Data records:
= = = =

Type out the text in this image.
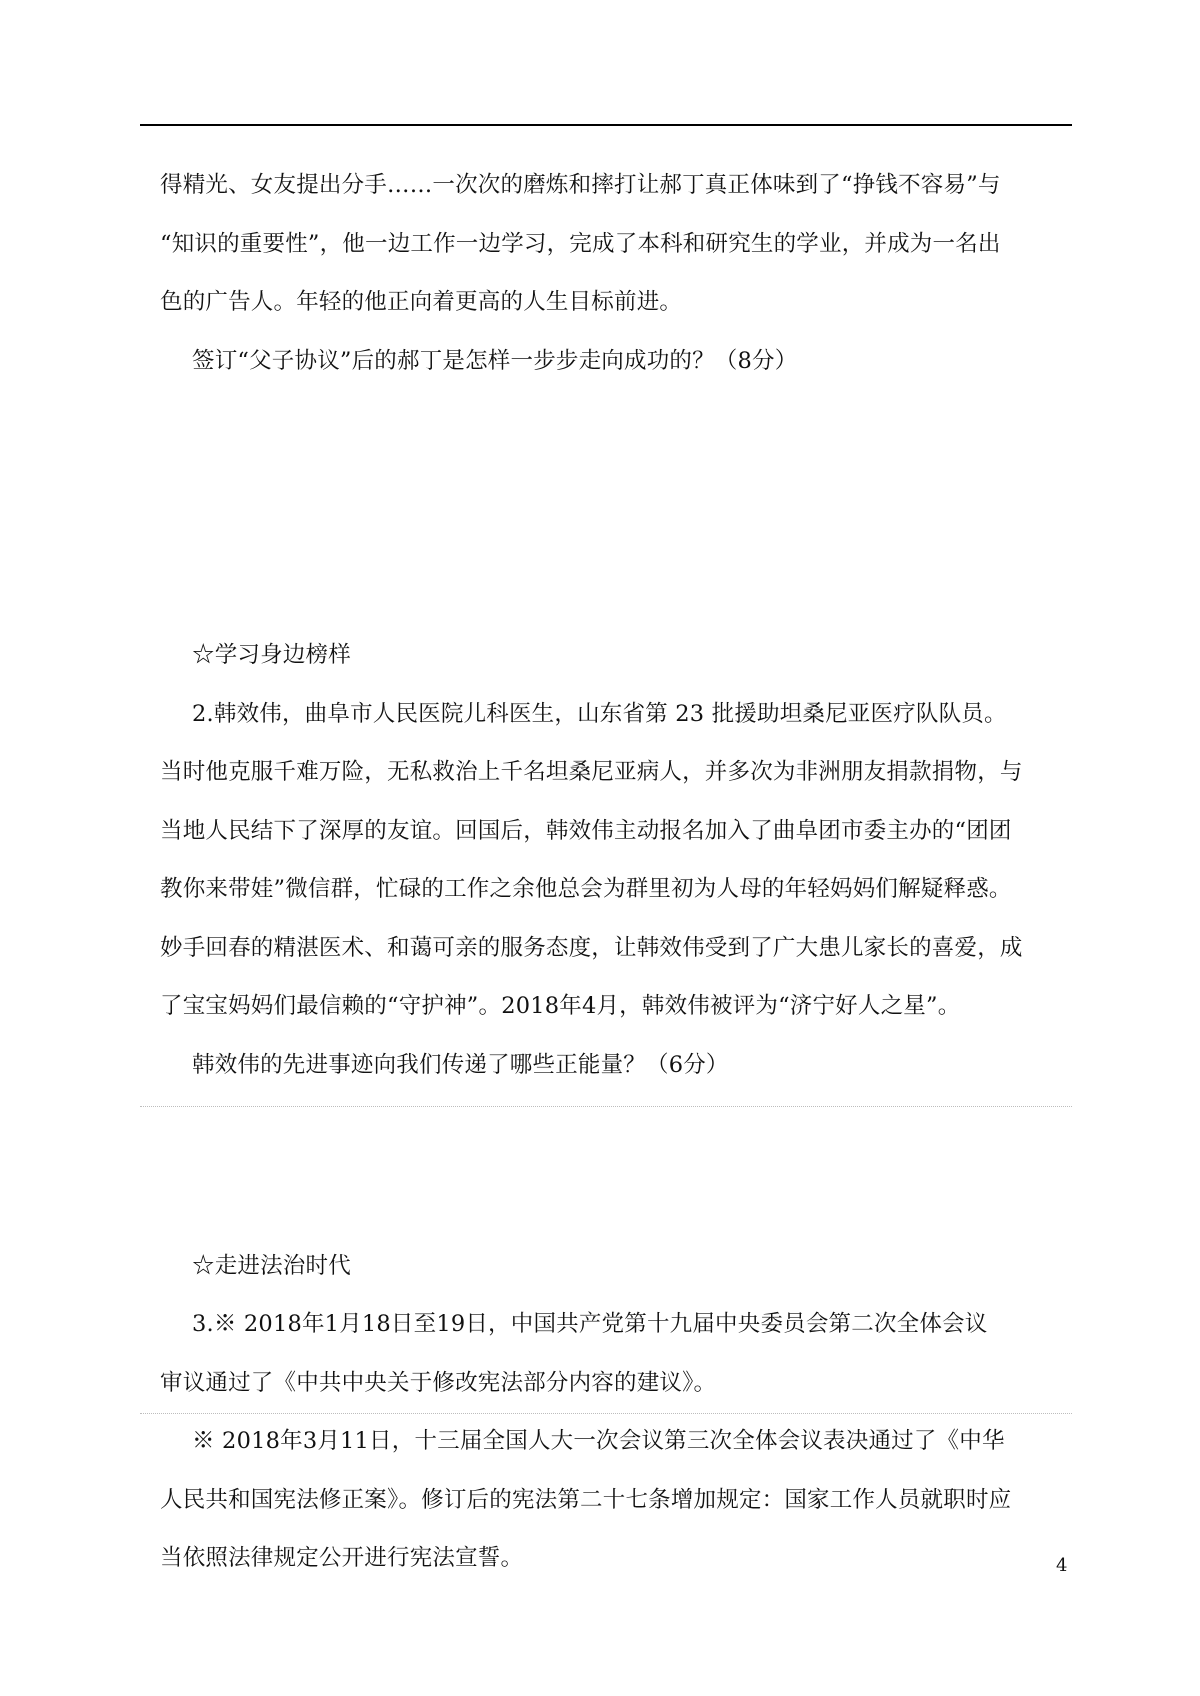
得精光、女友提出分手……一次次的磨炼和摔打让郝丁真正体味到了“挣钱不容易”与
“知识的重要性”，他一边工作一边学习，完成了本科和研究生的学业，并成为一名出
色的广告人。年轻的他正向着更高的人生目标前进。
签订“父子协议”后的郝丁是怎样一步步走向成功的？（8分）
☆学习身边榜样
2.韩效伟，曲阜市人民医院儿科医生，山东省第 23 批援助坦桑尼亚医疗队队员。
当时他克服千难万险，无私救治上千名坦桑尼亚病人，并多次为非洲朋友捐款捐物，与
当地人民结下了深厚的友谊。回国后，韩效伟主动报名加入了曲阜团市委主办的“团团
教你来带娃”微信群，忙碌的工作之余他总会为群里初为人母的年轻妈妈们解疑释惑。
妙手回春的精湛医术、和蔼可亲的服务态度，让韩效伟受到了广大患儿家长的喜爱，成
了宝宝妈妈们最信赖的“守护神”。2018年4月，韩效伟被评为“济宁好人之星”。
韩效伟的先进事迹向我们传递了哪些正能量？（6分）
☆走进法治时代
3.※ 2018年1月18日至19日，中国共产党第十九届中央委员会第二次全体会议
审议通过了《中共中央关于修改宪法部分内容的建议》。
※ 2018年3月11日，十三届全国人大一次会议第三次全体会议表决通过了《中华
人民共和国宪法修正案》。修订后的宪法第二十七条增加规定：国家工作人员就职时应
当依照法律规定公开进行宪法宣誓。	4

= = = =

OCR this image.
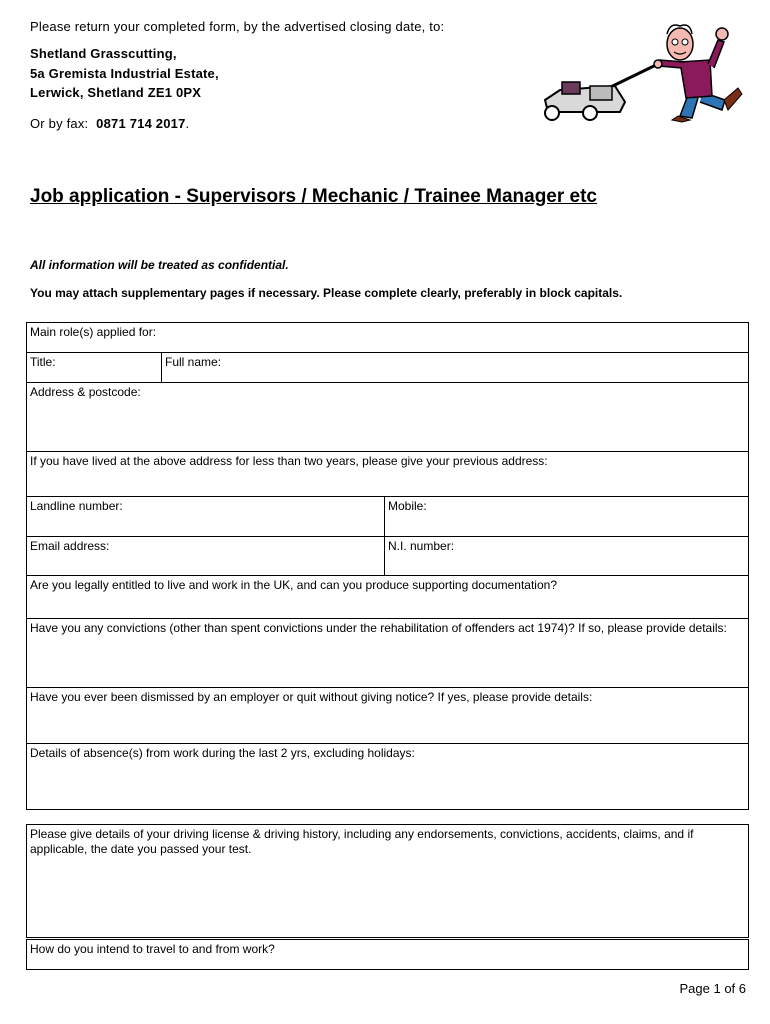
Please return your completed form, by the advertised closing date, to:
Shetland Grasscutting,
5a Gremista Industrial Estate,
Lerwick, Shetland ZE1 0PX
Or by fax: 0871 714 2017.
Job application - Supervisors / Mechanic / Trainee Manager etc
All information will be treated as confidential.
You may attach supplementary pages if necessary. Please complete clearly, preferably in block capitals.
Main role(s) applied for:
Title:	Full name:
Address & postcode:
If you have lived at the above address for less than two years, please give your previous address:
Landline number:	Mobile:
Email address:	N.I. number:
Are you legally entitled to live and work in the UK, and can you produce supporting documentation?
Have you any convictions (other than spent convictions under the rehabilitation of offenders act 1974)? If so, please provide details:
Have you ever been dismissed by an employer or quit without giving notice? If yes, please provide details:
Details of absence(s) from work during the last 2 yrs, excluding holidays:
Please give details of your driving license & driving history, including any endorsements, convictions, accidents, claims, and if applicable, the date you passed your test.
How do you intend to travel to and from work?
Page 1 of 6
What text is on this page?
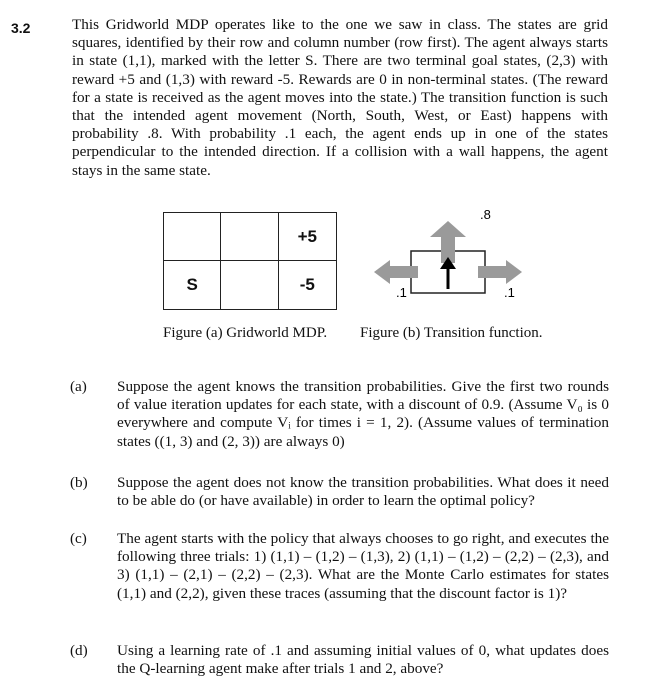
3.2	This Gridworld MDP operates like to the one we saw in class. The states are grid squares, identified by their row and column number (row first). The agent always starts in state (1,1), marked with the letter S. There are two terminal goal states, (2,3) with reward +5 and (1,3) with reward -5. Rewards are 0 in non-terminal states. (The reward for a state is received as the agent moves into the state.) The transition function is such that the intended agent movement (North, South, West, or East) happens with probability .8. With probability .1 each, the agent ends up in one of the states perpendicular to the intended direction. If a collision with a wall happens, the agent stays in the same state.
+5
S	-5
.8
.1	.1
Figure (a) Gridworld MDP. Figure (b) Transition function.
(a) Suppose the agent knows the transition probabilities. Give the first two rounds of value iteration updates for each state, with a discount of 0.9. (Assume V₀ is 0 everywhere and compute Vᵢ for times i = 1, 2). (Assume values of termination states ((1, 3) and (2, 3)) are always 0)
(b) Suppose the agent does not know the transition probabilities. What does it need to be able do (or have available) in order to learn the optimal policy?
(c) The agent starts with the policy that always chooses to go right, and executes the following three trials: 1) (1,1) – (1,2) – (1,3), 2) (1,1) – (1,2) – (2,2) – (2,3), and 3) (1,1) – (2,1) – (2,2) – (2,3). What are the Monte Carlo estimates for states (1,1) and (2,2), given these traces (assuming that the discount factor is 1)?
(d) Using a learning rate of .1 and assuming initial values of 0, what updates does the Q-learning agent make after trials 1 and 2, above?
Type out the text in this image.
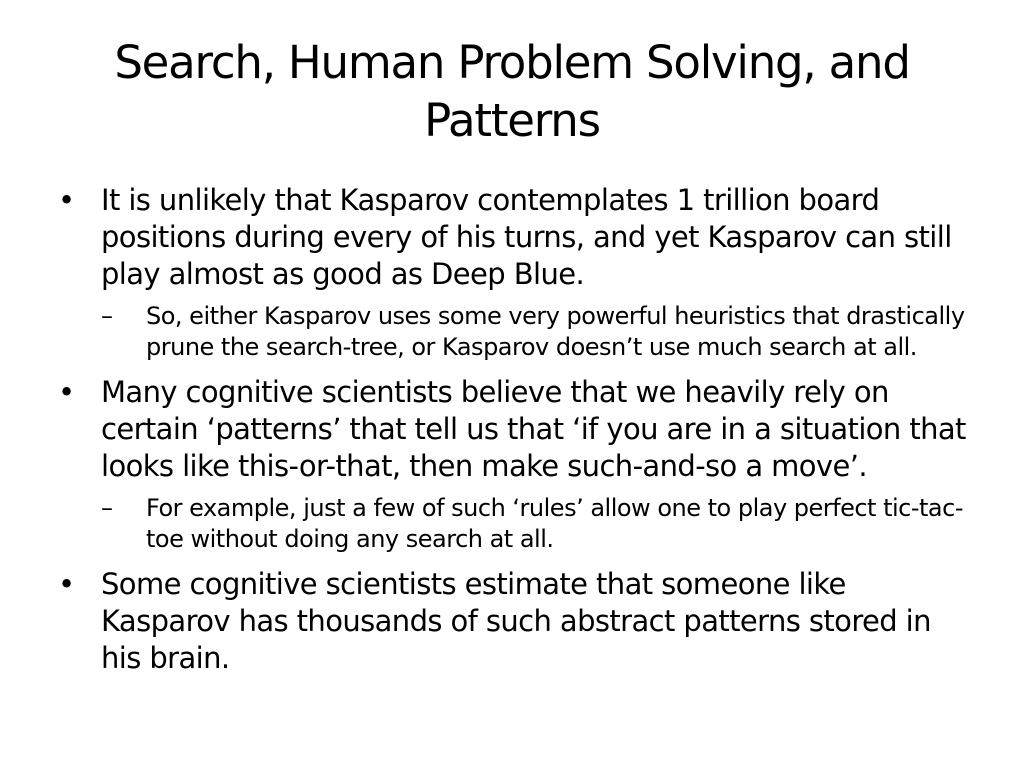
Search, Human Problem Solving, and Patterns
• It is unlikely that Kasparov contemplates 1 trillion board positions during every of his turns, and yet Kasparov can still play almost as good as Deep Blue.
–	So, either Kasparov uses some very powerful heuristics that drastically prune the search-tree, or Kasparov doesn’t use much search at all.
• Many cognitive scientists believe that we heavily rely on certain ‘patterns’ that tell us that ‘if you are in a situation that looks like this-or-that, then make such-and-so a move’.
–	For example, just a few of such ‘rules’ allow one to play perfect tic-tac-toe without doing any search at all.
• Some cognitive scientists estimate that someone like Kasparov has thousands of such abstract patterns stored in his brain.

= = = =

**WHAT IS BEING ASKED:** Report how many lines in the data include the word "during", and give nothing but the count.

**THE RESULT:** 2